[Source records]
* * *

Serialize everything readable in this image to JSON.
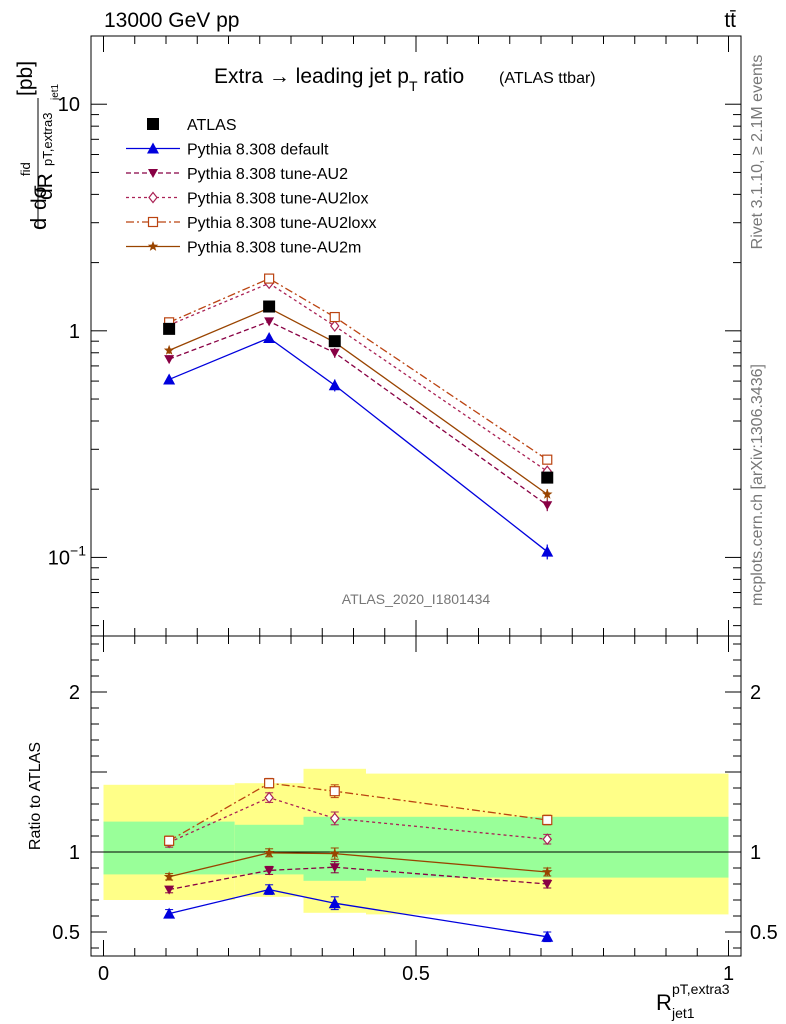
{
  "header": {
    "left": "13000 GeV pp",
    "right": "tt̄"
  },
  "title": {
    "main": "Extra → leading jet p",
    "sub": "T",
    "rest": " ratio",
    "small": "(ATLAS ttbar)"
  },
  "side_labels": {
    "rivet": "Rivet 3.1.10, ≥ 2.1M events",
    "source": "mcplots.cern.ch [arXiv:1306.3436]"
  },
  "analysis_id": "ATLAS_2020_I1801434",
  "y_label": {
    "d": "d",
    "sigma": "dσ",
    "sigma_sup": "fid",
    "sigma_sub": "pT,extra3",
    "sigma_sub2": "jet1",
    "den": "dR",
    "unit": "[pb]"
  },
  "ratio_label": "Ratio to ATLAS",
  "x_label": {
    "main": "R",
    "sup": "pT,extra3",
    "sub": "jet1"
  },
  "top_ticks": [
    {
      "value": 10,
      "label": "10"
    },
    {
      "value": 1,
      "label": "1"
    },
    {
      "value": 0.1,
      "label": "10",
      "sup": "−1"
    }
  ],
  "ratio_ticks": [
    {
      "value": 2,
      "label": "2"
    },
    {
      "value": 1,
      "label": "1"
    },
    {
      "value": 0.5,
      "label": "0.5"
    }
  ],
  "x_ticks": [
    {
      "value": 0,
      "label": "0"
    },
    {
      "value": 0.5,
      "label": "0.5"
    },
    {
      "value": 1,
      "label": "1"
    }
  ],
  "colors": {
    "data": "#000000",
    "default": "#0000dd",
    "au2": "#880044",
    "au2lox": "#aa2255",
    "au2loxx": "#bb4411",
    "au2m": "#994400",
    "band_inner": "#99ff99",
    "band_outer": "#ffff88"
  },
  "chart_data": [
    {
      "type": "line",
      "name": "main",
      "yscale": "log",
      "xlim": [
        -0.02,
        1.02
      ],
      "ylim": [
        0.045,
        20
      ],
      "x": [
        0.105,
        0.265,
        0.37,
        0.71
      ],
      "data": {
        "name": "ATLAS",
        "values": [
          1.02,
          1.28,
          0.9,
          0.225
        ]
      },
      "series": [
        {
          "key": "default",
          "name": "Pythia 8.308 default",
          "marker": "triangle-up",
          "dash": "",
          "values": [
            0.61,
            0.93,
            0.575,
            0.106
          ],
          "err": [
            0.03,
            0.04,
            0.035,
            0.008
          ]
        },
        {
          "key": "au2",
          "name": "Pythia 8.308 tune-AU2",
          "marker": "triangle-down",
          "dash": "5,3",
          "values": [
            0.75,
            1.1,
            0.8,
            0.17
          ],
          "err": [
            0.03,
            0.04,
            0.04,
            0.01
          ]
        },
        {
          "key": "au2lox",
          "name": "Pythia 8.308 tune-AU2lox",
          "marker": "diamond-open",
          "dash": "3,3",
          "values": [
            1.06,
            1.62,
            1.05,
            0.24
          ],
          "err": [
            0.04,
            0.05,
            0.05,
            0.01
          ]
        },
        {
          "key": "au2loxx",
          "name": "Pythia 8.308 tune-AU2loxx",
          "marker": "square-open",
          "dash": "8,3,2,3",
          "values": [
            1.09,
            1.7,
            1.15,
            0.27
          ],
          "err": [
            0.04,
            0.05,
            0.05,
            0.012
          ]
        },
        {
          "key": "au2m",
          "name": "Pythia 8.308 tune-AU2m",
          "marker": "star",
          "dash": "",
          "values": [
            0.82,
            1.26,
            0.89,
            0.19
          ],
          "err": [
            0.03,
            0.05,
            0.04,
            0.01
          ]
        }
      ],
      "legend": [
        {
          "key": "data",
          "label": "ATLAS"
        },
        {
          "key": "default",
          "label": "Pythia 8.308 default"
        },
        {
          "key": "au2",
          "label": "Pythia 8.308 tune-AU2"
        },
        {
          "key": "au2lox",
          "label": "Pythia 8.308 tune-AU2lox"
        },
        {
          "key": "au2loxx",
          "label": "Pythia 8.308 tune-AU2loxx"
        },
        {
          "key": "au2m",
          "label": "Pythia 8.308 tune-AU2m"
        }
      ]
    },
    {
      "type": "line",
      "name": "ratio",
      "ylabel": "Ratio to ATLAS",
      "xlabel": "R_jet1^pT,extra3",
      "xlim": [
        -0.02,
        1.02
      ],
      "ylim": [
        0.35,
        2.35
      ],
      "reference": 1,
      "bands": [
        {
          "x0": 0.0,
          "x1": 0.21,
          "inner": [
            0.86,
            1.19
          ],
          "outer": [
            0.7,
            1.42
          ]
        },
        {
          "x0": 0.21,
          "x1": 0.32,
          "inner": [
            0.86,
            1.17
          ],
          "outer": [
            0.72,
            1.43
          ]
        },
        {
          "x0": 0.32,
          "x1": 0.42,
          "inner": [
            0.82,
            1.22
          ],
          "outer": [
            0.62,
            1.52
          ]
        },
        {
          "x0": 0.42,
          "x1": 1.0,
          "inner": [
            0.84,
            1.22
          ],
          "outer": [
            0.61,
            1.49
          ]
        }
      ],
      "x": [
        0.105,
        0.265,
        0.37,
        0.71
      ],
      "series": [
        {
          "key": "default",
          "values": [
            0.615,
            0.765,
            0.68,
            0.47
          ],
          "err": [
            0.025,
            0.03,
            0.04,
            0.03
          ]
        },
        {
          "key": "au2",
          "values": [
            0.765,
            0.885,
            0.905,
            0.8
          ],
          "err": [
            0.02,
            0.025,
            0.035,
            0.025
          ]
        },
        {
          "key": "au2lox",
          "values": [
            1.06,
            1.34,
            1.21,
            1.08
          ],
          "err": [
            0.03,
            0.03,
            0.04,
            0.03
          ]
        },
        {
          "key": "au2loxx",
          "values": [
            1.07,
            1.43,
            1.38,
            1.2
          ],
          "err": [
            0.03,
            0.03,
            0.04,
            0.03
          ]
        },
        {
          "key": "au2m",
          "values": [
            0.845,
            0.995,
            0.99,
            0.875
          ],
          "err": [
            0.02,
            0.025,
            0.035,
            0.025
          ]
        }
      ]
    }
  ]
}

* * *

Task directions>
In your copy of the listing above, reproduce each line exactly and omit all pictures.

Result of the task>
Serialize everything readable in this image to JSON.
{
  "header": {
    "left": "13000 GeV pp",
    "right": "tt̄"
  },
  "title": {
    "main": "Extra → leading jet p",
    "sub": "T",
    "rest": " ratio",
    "small": "(ATLAS ttbar)"
  },
  "side_labels": {
    "rivet": "Rivet 3.1.10, ≥ 2.1M events",
    "source": "mcplots.cern.ch [arXiv:1306.3436]"
  },
  "analysis_id": "ATLAS_2020_I1801434",
  "y_label": {
    "d": "d",
    "sigma": "dσ",
    "sigma_sup": "fid",
    "sigma_sub": "pT,extra3",
    "sigma_sub2": "jet1",
    "den": "dR",
    "unit": "[pb]"
  },
  "ratio_label": "Ratio to ATLAS",
  "x_label": {
    "main": "R",
    "sup": "pT,extra3",
    "sub": "jet1"
  },
  "top_ticks": [
    {
      "value": 10,
      "label": "10"
    },
    {
      "value": 1,
      "label": "1"
    },
    {
      "value": 0.1,
      "label": "10",
      "sup": "−1"
    }
  ],
  "ratio_ticks": [
    {
      "value": 2,
      "label": "2"
    },
    {
      "value": 1,
      "label": "1"
    },
    {
      "value": 0.5,
      "label": "0.5"
    }
  ],
  "x_ticks": [
    {
      "value": 0,
      "label": "0"
    },
    {
      "value": 0.5,
      "label": "0.5"
    },
    {
      "value": 1,
      "label": "1"
    }
  ],
  "colors": {
    "data": "#000000",
    "default": "#0000dd",
    "au2": "#880044",
    "au2lox": "#aa2255",
    "au2loxx": "#bb4411",
    "au2m": "#994400",
    "band_inner": "#99ff99",
    "band_outer": "#ffff88"
  },
  "chart_data": [
    {
      "type": "line",
      "name": "main",
      "yscale": "log",
      "xlim": [
        -0.02,
        1.02
      ],
      "ylim": [
        0.045,
        20
      ],
      "x": [
        0.105,
        0.265,
        0.37,
        0.71
      ],
      "data": {
        "name": "ATLAS",
        "values": [
          1.02,
          1.28,
          0.9,
          0.225
        ]
      },
      "series": [
        {
          "key": "default",
          "name": "Pythia 8.308 default",
          "marker": "triangle-up",
          "dash": "",
          "values": [
            0.61,
            0.93,
            0.575,
            0.106
          ],
          "err": [
            0.03,
            0.04,
            0.035,
            0.008
          ]
        },
        {
          "key": "au2",
          "name": "Pythia 8.308 tune-AU2",
          "marker": "triangle-down",
          "dash": "5,3",
          "values": [
            0.75,
            1.1,
            0.8,
            0.17
          ],
          "err": [
            0.03,
            0.04,
            0.04,
            0.01
          ]
        },
        {
          "key": "au2lox",
          "name": "Pythia 8.308 tune-AU2lox",
          "marker": "diamond-open",
          "dash": "3,3",
          "values": [
            1.06,
            1.62,
            1.05,
            0.24
          ],
          "err": [
            0.04,
            0.05,
            0.05,
            0.01
          ]
        },
        {
          "key": "au2loxx",
          "name": "Pythia 8.308 tune-AU2loxx",
          "marker": "square-open",
          "dash": "8,3,2,3",
          "values": [
            1.09,
            1.7,
            1.15,
            0.27
          ],
          "err": [
            0.04,
            0.05,
            0.05,
            0.012
          ]
        },
        {
          "key": "au2m",
          "name": "Pythia 8.308 tune-AU2m",
          "marker": "star",
          "dash": "",
          "values": [
            0.82,
            1.26,
            0.89,
            0.19
          ],
          "err": [
            0.03,
            0.05,
            0.04,
            0.01
          ]
        }
      ],
      "legend": [
        {
          "key": "data",
          "label": "ATLAS"
        },
        {
          "key": "default",
          "label": "Pythia 8.308 default"
        },
        {
          "key": "au2",
          "label": "Pythia 8.308 tune-AU2"
        },
        {
          "key": "au2lox",
          "label": "Pythia 8.308 tune-AU2lox"
        },
        {
          "key": "au2loxx",
          "label": "Pythia 8.308 tune-AU2loxx"
        },
        {
          "key": "au2m",
          "label": "Pythia 8.308 tune-AU2m"
        }
      ]
    },
    {
      "type": "line",
      "name": "ratio",
      "ylabel": "Ratio to ATLAS",
      "xlabel": "R_jet1^pT,extra3",
      "xlim": [
        -0.02,
        1.02
      ],
      "ylim": [
        0.35,
        2.35
      ],
      "reference": 1,
      "bands": [
        {
          "x0": 0.0,
          "x1": 0.21,
          "inner": [
            0.86,
            1.19
          ],
          "outer": [
            0.7,
            1.42
          ]
        },
        {
          "x0": 0.21,
          "x1": 0.32,
          "inner": [
            0.86,
            1.17
          ],
          "outer": [
            0.72,
            1.43
          ]
        },
        {
          "x0": 0.32,
          "x1": 0.42,
          "inner": [
            0.82,
            1.22
          ],
          "outer": [
            0.62,
            1.52
          ]
        },
        {
          "x0": 0.42,
          "x1": 1.0,
          "inner": [
            0.84,
            1.22
          ],
          "outer": [
            0.61,
            1.49
          ]
        }
      ],
      "x": [
        0.105,
        0.265,
        0.37,
        0.71
      ],
      "series": [
        {
          "key": "default",
          "values": [
            0.615,
            0.765,
            0.68,
            0.47
          ],
          "err": [
            0.025,
            0.03,
            0.04,
            0.03
          ]
        },
        {
          "key": "au2",
          "values": [
            0.765,
            0.885,
            0.905,
            0.8
          ],
          "err": [
            0.02,
            0.025,
            0.035,
            0.025
          ]
        },
        {
          "key": "au2lox",
          "values": [
            1.06,
            1.34,
            1.21,
            1.08
          ],
          "err": [
            0.03,
            0.03,
            0.04,
            0.03
          ]
        },
        {
          "key": "au2loxx",
          "values": [
            1.07,
            1.43,
            1.38,
            1.2
          ],
          "err": [
            0.03,
            0.03,
            0.04,
            0.03
          ]
        },
        {
          "key": "au2m",
          "values": [
            0.845,
            0.995,
            0.99,
            0.875
          ],
          "err": [
            0.02,
            0.025,
            0.035,
            0.025
          ]
        }
      ]
    }
  ]
}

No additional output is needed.